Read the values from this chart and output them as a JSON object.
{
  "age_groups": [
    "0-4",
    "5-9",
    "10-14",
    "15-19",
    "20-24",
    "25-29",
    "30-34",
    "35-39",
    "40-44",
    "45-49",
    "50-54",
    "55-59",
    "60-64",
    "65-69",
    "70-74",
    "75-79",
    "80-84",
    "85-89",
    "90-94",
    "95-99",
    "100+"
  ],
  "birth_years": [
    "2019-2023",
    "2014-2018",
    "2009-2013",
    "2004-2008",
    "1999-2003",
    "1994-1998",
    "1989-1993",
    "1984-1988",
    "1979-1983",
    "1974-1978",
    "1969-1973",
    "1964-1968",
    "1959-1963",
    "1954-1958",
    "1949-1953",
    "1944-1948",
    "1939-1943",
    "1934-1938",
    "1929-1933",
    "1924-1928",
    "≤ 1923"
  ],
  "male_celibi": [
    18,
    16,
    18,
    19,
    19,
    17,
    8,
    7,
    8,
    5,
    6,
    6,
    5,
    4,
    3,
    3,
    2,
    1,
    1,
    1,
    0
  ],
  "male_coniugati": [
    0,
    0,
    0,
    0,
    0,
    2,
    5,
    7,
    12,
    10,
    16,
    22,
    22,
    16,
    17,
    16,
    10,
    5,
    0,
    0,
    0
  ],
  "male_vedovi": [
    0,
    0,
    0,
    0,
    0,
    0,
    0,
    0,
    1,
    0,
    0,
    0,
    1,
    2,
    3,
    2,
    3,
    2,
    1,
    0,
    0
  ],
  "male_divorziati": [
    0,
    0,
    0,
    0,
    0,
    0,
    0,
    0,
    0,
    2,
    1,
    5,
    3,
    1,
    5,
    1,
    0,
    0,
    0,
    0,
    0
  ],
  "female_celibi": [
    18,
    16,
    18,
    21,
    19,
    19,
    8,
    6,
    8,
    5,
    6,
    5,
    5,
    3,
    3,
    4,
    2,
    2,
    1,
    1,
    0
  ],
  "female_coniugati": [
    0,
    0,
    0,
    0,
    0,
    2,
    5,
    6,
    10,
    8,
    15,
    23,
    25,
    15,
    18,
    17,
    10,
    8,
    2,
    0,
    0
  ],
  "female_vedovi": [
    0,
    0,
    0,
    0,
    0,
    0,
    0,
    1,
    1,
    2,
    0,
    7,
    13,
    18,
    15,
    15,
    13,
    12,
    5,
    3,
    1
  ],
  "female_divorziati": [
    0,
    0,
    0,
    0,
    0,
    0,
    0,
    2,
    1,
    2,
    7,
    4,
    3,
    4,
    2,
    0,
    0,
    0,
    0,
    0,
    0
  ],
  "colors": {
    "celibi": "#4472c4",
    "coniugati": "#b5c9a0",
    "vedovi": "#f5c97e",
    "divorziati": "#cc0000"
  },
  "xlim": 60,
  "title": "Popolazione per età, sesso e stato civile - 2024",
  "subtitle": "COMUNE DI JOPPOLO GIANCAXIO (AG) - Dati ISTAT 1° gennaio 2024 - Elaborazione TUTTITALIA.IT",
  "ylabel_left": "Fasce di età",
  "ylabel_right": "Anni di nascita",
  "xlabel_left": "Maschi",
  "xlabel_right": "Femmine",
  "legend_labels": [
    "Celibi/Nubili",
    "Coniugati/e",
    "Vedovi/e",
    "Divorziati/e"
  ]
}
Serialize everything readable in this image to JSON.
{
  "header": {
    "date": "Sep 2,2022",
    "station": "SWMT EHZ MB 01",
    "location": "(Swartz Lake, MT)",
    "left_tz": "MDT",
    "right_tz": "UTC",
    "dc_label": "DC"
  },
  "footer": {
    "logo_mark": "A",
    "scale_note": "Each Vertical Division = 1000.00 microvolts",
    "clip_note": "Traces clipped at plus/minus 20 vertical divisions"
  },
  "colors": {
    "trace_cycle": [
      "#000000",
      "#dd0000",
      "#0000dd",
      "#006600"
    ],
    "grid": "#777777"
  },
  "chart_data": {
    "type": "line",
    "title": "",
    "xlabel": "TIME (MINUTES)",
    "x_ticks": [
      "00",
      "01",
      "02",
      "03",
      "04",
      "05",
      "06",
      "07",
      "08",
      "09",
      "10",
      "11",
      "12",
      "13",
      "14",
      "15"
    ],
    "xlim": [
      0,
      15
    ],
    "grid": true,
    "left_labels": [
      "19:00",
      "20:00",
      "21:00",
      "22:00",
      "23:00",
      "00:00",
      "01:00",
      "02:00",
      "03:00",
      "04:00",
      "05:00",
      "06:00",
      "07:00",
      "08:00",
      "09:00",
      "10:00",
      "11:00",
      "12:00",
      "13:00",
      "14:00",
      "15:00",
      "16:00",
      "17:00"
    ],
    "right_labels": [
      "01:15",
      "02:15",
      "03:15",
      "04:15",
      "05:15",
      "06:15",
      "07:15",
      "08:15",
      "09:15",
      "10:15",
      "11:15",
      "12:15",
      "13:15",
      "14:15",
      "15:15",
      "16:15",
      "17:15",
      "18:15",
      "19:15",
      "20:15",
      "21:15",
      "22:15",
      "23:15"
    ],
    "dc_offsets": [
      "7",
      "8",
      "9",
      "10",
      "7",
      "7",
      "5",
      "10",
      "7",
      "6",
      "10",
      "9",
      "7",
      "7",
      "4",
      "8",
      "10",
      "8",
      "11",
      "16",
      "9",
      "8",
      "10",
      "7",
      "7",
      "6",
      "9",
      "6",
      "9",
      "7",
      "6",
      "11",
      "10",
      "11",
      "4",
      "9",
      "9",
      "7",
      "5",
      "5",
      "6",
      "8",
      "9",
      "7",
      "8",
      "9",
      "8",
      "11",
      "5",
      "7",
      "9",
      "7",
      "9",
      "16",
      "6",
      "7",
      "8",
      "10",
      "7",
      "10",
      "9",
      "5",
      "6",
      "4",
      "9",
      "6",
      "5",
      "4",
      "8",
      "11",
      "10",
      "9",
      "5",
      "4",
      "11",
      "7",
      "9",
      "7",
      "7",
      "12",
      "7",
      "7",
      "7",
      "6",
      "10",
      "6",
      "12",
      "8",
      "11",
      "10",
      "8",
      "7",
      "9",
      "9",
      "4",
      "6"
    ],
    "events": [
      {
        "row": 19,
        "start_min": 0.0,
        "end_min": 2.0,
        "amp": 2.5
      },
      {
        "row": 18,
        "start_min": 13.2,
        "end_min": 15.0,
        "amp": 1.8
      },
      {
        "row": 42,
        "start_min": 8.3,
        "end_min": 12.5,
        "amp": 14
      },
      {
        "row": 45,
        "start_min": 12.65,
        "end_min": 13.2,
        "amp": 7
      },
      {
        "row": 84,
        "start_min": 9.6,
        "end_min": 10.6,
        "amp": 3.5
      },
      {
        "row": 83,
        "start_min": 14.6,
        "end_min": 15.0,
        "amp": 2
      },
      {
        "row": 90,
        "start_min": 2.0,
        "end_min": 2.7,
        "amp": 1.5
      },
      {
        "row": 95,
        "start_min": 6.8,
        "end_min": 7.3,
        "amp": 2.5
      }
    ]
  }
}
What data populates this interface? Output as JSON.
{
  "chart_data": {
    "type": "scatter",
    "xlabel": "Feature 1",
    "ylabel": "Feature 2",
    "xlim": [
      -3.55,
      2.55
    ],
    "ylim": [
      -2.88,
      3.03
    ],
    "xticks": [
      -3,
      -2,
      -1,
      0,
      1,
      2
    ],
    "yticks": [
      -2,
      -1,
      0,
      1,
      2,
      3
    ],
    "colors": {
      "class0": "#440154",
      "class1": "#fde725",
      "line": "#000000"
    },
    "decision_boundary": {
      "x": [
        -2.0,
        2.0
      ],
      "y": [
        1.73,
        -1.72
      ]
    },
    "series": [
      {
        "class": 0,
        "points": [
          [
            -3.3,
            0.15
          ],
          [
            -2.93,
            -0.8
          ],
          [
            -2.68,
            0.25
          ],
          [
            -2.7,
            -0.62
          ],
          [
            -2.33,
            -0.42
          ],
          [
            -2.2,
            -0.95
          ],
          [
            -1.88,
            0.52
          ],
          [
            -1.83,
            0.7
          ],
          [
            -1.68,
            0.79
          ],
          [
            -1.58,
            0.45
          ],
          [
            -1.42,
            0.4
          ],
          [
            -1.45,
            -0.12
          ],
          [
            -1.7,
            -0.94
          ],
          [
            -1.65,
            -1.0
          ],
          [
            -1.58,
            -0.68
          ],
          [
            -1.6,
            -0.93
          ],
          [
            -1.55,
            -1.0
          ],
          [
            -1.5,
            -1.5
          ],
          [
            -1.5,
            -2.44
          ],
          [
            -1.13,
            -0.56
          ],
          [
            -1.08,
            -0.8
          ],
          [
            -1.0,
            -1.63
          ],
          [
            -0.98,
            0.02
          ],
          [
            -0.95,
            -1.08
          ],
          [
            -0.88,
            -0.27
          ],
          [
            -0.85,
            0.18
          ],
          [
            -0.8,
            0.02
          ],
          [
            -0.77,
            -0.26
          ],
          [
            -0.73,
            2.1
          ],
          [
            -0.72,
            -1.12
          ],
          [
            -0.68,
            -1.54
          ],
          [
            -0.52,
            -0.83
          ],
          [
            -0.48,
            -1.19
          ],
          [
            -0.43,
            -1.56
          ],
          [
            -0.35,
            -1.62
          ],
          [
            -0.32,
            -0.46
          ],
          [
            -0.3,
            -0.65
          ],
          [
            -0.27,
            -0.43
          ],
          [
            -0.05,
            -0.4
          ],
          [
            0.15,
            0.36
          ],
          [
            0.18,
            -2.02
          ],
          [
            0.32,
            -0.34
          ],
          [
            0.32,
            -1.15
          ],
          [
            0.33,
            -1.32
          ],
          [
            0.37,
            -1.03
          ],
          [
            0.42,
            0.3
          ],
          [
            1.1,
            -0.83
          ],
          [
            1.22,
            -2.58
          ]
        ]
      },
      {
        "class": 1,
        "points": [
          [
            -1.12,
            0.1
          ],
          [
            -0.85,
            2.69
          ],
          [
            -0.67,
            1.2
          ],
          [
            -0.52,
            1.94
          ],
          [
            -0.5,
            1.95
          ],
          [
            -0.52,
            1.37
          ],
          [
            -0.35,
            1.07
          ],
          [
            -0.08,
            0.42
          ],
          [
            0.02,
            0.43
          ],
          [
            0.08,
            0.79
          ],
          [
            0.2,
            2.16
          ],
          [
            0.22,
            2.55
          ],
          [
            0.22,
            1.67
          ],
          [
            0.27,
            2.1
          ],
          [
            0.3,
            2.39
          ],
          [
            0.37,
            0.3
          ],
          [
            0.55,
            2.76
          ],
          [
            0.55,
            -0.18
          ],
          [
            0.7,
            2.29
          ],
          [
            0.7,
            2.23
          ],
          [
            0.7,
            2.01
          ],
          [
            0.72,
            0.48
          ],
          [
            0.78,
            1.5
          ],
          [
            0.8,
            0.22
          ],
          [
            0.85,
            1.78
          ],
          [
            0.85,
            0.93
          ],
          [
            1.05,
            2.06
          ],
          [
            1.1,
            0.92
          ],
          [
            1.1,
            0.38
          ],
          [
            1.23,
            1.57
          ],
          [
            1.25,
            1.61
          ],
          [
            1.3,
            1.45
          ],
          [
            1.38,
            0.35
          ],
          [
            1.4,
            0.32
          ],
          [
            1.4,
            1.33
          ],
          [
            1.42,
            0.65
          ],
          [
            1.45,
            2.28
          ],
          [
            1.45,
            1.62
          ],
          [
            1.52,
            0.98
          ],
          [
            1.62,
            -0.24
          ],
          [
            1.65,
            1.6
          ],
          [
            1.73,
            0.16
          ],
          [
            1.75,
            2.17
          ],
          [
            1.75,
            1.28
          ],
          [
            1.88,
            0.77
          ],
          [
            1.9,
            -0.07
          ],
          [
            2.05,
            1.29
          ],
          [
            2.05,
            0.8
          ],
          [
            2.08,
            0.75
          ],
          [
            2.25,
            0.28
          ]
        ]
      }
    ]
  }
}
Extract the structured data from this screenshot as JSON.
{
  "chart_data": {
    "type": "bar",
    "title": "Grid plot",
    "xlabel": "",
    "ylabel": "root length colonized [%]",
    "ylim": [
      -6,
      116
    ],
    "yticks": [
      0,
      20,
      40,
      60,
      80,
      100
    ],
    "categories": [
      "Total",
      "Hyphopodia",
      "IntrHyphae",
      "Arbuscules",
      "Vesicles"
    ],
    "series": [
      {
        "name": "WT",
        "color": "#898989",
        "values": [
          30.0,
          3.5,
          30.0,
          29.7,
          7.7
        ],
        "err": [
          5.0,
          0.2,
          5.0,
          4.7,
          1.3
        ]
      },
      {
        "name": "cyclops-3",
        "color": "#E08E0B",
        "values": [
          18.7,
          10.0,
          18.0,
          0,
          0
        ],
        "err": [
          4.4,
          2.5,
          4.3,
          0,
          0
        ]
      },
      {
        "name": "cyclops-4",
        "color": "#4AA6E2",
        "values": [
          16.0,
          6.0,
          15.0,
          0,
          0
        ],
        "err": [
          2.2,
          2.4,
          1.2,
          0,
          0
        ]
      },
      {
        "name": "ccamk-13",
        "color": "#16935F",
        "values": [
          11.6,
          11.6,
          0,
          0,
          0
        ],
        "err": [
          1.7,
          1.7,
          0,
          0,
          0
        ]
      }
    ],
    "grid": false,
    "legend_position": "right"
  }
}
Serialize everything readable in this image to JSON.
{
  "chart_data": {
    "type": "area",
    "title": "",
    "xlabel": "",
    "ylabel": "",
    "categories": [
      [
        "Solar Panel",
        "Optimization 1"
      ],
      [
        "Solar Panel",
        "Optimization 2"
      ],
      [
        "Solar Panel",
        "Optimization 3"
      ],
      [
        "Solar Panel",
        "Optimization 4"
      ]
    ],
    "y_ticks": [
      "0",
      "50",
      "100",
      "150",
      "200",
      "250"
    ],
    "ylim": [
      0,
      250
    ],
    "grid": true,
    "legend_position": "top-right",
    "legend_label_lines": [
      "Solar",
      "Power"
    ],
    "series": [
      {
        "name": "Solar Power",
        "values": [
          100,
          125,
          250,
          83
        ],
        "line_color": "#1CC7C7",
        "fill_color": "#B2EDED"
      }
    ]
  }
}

# TASK DETAILS
Using the listing above, pull out all lines that hold the word "JSON".

# EXPECTED ANSWER
Read the values from this chart and output them as a JSON object.
Serialize everything readable in this image to JSON.
What data populates this interface? Output as JSON.
Extract the structured data from this screenshot as JSON.
Serialize everything readable in this image to JSON.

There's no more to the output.